TASK DETAILS: Take the material and output all of it exactly.
### RECORDS TO PROCESS
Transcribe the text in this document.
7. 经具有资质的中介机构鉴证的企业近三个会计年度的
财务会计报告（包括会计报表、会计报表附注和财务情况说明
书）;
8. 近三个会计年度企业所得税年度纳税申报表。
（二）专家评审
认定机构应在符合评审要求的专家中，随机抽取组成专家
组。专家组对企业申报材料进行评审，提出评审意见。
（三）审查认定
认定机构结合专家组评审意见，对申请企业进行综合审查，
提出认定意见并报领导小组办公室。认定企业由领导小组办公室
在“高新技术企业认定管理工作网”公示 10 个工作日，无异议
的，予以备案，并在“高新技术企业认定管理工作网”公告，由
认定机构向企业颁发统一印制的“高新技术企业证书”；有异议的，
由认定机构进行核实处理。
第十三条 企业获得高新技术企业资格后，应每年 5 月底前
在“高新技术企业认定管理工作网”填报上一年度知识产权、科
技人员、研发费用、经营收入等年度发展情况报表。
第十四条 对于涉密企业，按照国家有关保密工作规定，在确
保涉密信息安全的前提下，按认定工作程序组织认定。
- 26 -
######
SOLUTION TO THE PROBLEM:
Transcribe the text in this document.
7. 经具有资质的中介机构鉴证的企业近三个会计年度的
财务会计报告（包括会计报表、会计报表附注和财务情况说明
书）;
8. 近三个会计年度企业所得税年度纳税申报表。
（二）专家评审
认定机构应在符合评审要求的专家中，随机抽取组成专家
组。专家组对企业申报材料进行评审，提出评审意见。
（三）审查认定
认定机构结合专家组评审意见，对申请企业进行综合审查，
提出认定意见并报领导小组办公室。认定企业由领导小组办公室
在“高新技术企业认定管理工作网”公示 10 个工作日，无异议
的，予以备案，并在“高新技术企业认定管理工作网”公告，由
认定机构向企业颁发统一印制的“高新技术企业证书”；有异议的，
由认定机构进行核实处理。
第十三条 企业获得高新技术企业资格后，应每年 5 月底前
在“高新技术企业认定管理工作网”填报上一年度知识产权、科
技人员、研发费用、经营收入等年度发展情况报表。
第十四条 对于涉密企业，按照国家有关保密工作规定，在确
保涉密信息安全的前提下，按认定工作程序组织认定。
- 26 -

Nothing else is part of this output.